- Task directions: Make an exact copy of all the entries, with the pictures left out.

(Chart and figure data)
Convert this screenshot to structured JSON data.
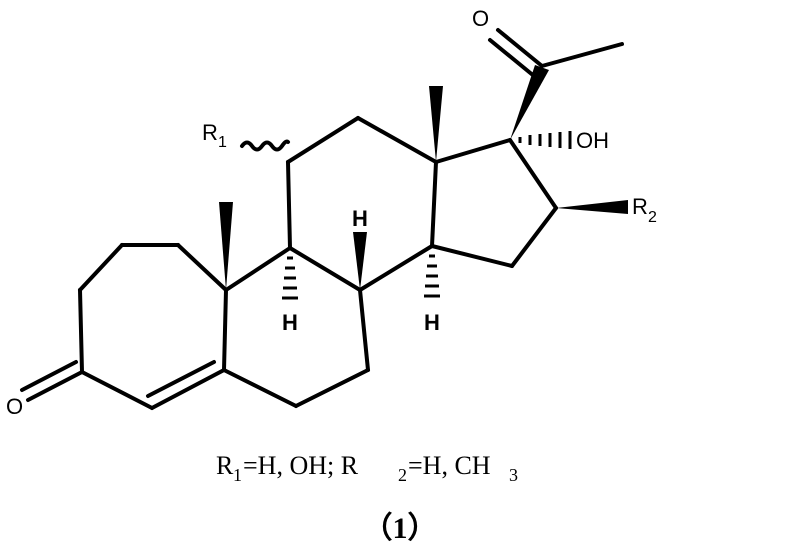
{
  "structure": {
    "o_ketone_side": "O",
    "o_ring_ketone": "O",
    "oh": "OH",
    "r1": "R",
    "r1_sub": "1",
    "r2": "R",
    "r2_sub": "2",
    "h_c8": "H",
    "h_c9": "H",
    "h_c14": "H"
  },
  "caption": {
    "r1": "R",
    "r1_sub": "1",
    "r1_values": "=H, OH; R",
    "r2_sub": "2",
    "r2_values": "=H, CH",
    "ch3_sub": "3"
  },
  "compound_label": "（1）"
}
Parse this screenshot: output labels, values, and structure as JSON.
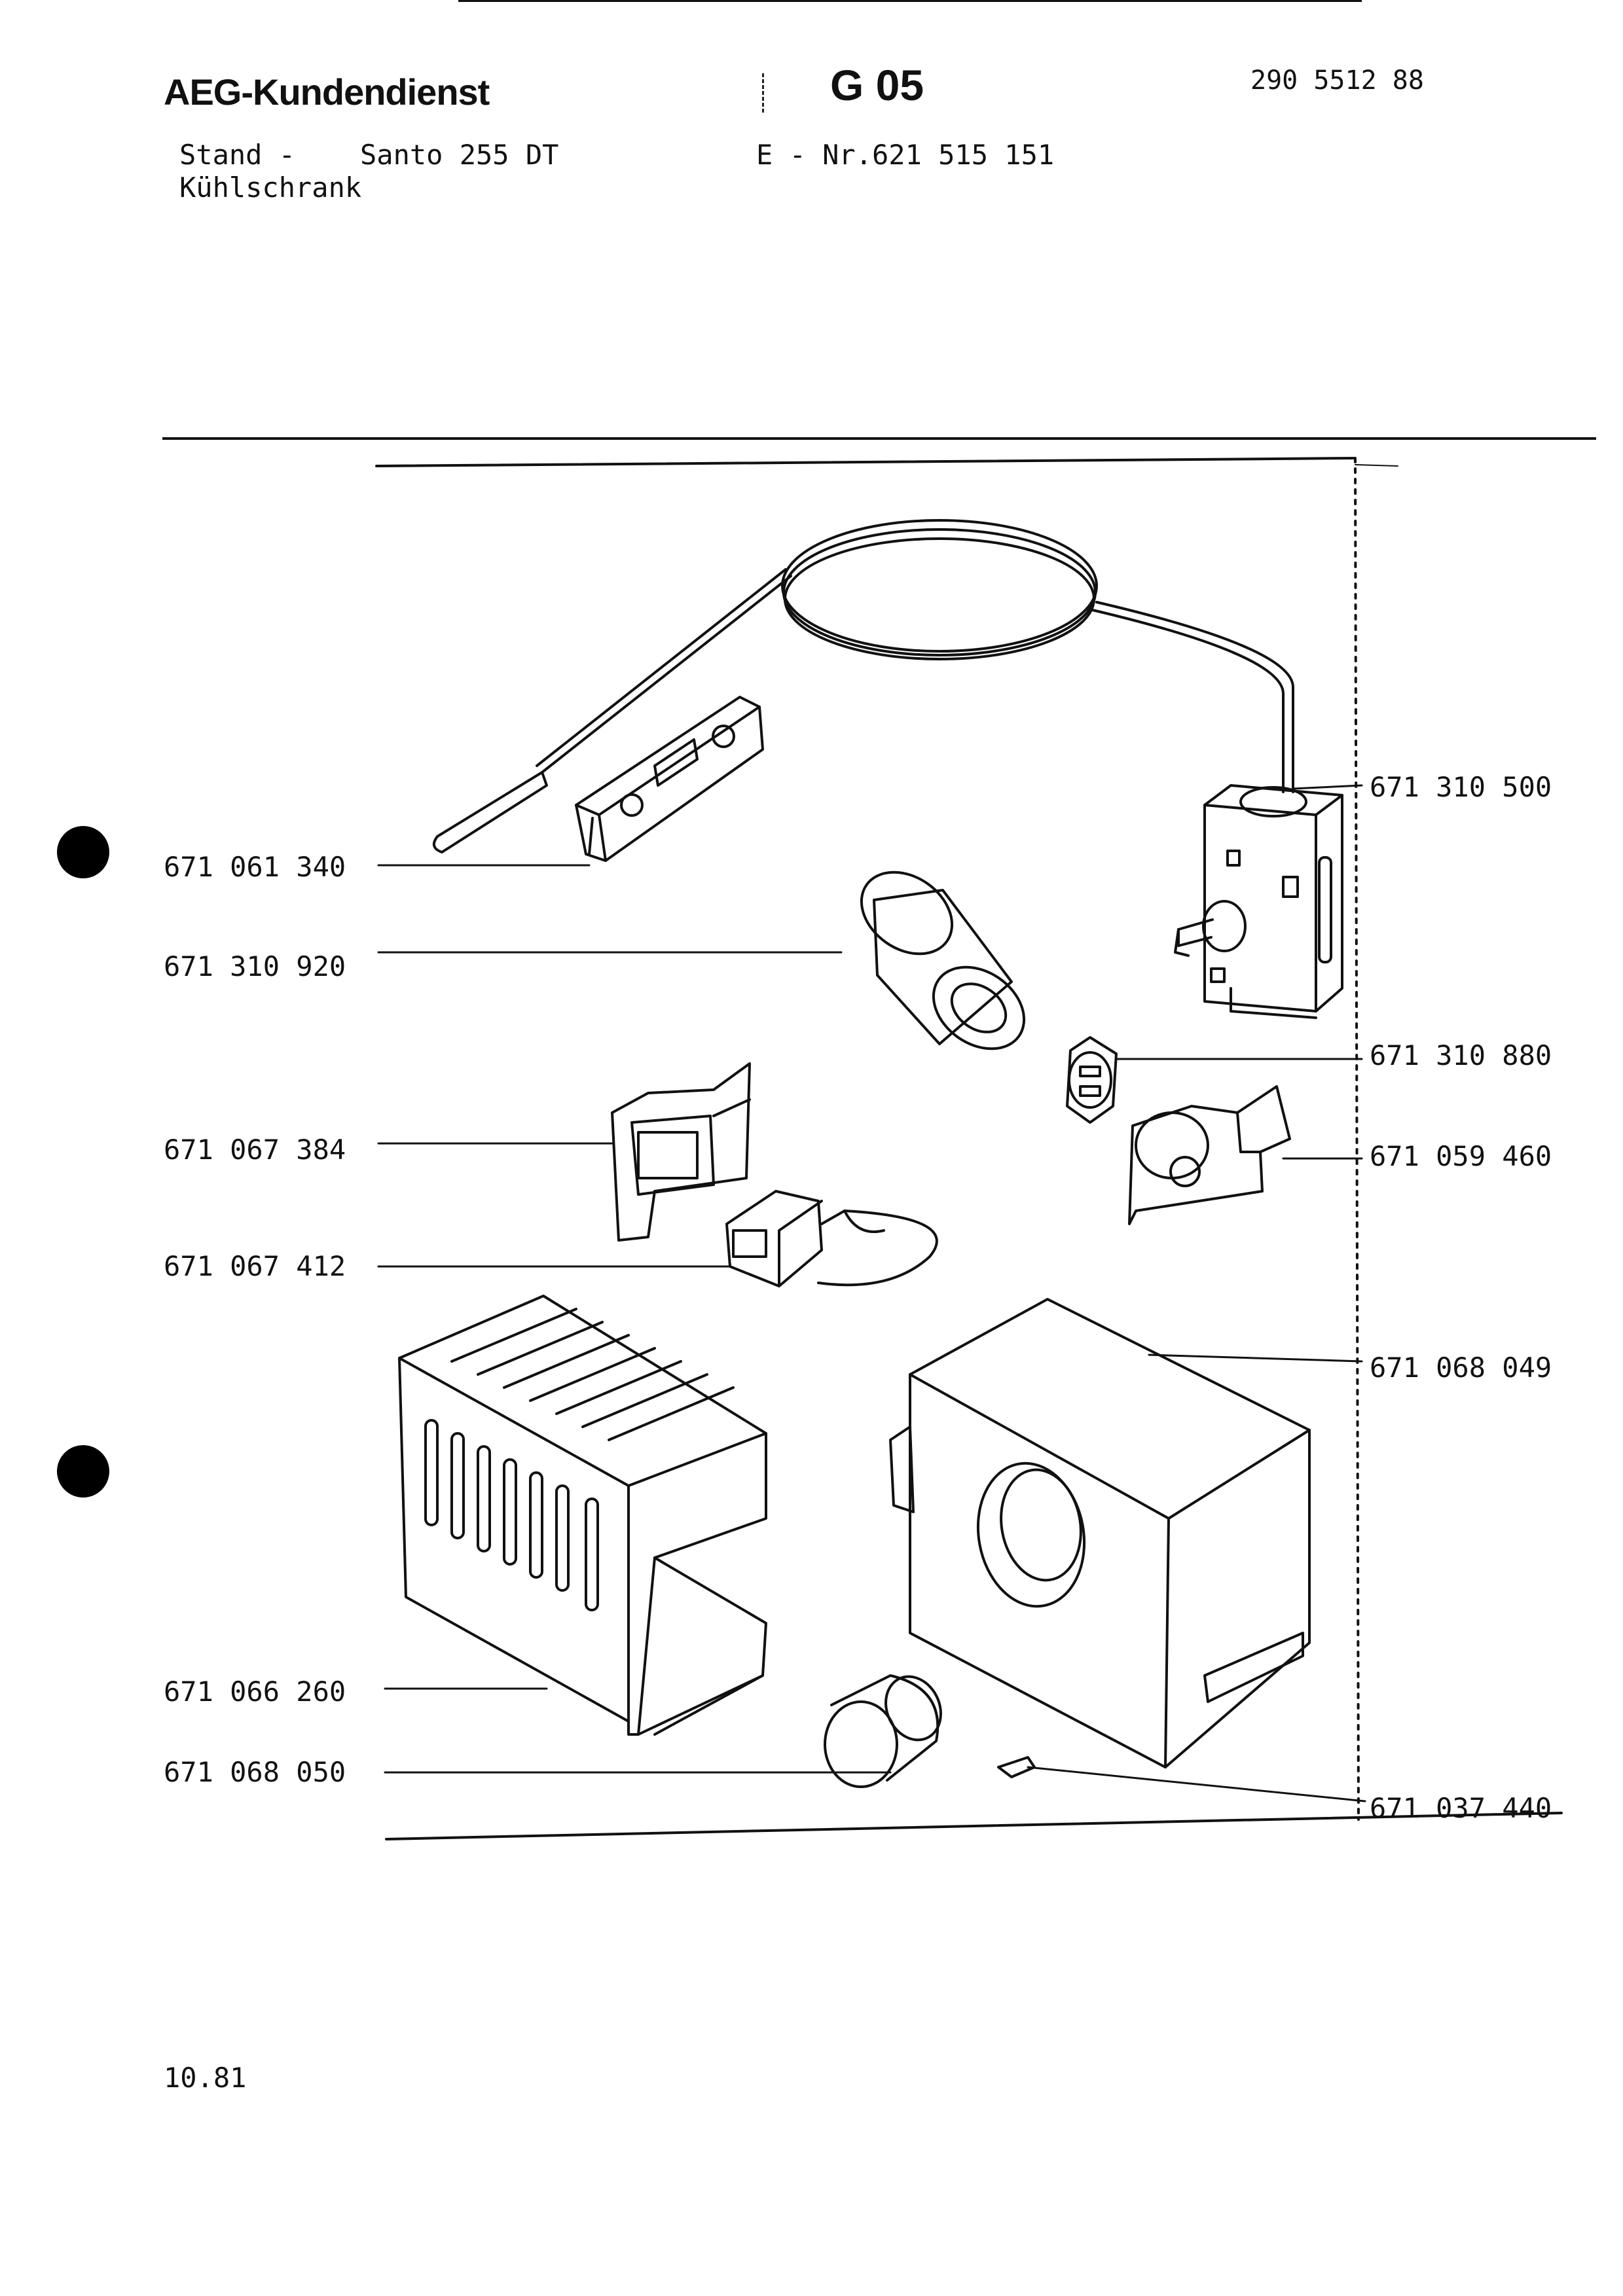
{
  "header": {
    "brand": "AEG-Kundendienst",
    "sheet": "G 05",
    "doc_number": "290 5512 88",
    "stand_label": "Stand -",
    "model": "Santo 255 DT",
    "appliance": "Kühlschrank",
    "enr": "E - Nr.621 515 151"
  },
  "parts": {
    "p1": "671 310 500",
    "p2": "671 061 340",
    "p3": "671 310 920",
    "p4": "671 310 880",
    "p5": "671 067 384",
    "p6": "671 059 460",
    "p7": "671 067 412",
    "p8": "671 068 049",
    "p9": "671 066 260",
    "p10": "671 068 050",
    "p11": "671 037 440"
  },
  "footer": {
    "date": "10.81"
  }
}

- Output below:
Convert this screenshot to structured JSON data.
{
  "structure": {
    "o_ketone_side": "O",
    "o_ring_ketone": "O",
    "oh": "OH",
    "r1": "R",
    "r1_sub": "1",
    "r2": "R",
    "r2_sub": "2",
    "h_c8": "H",
    "h_c9": "H",
    "h_c14": "H"
  },
  "caption": {
    "r1": "R",
    "r1_sub": "1",
    "r1_values": "=H, OH; R",
    "r2_sub": "2",
    "r2_values": "=H, CH",
    "ch3_sub": "3"
  },
  "compound_label": "（1）"
}
Parse this screenshot: output labels, values, and structure as JSON.
{
  "header": {
    "brand": "AEG-Kundendienst",
    "sheet": "G 05",
    "doc_number": "290 5512 88",
    "stand_label": "Stand -",
    "model": "Santo 255 DT",
    "appliance": "Kühlschrank",
    "enr": "E - Nr.621 515 151"
  },
  "parts": {
    "p1": "671 310 500",
    "p2": "671 061 340",
    "p3": "671 310 920",
    "p4": "671 310 880",
    "p5": "671 067 384",
    "p6": "671 059 460",
    "p7": "671 067 412",
    "p8": "671 068 049",
    "p9": "671 066 260",
    "p10": "671 068 050",
    "p11": "671 037 440"
  },
  "footer": {
    "date": "10.81"
  }
}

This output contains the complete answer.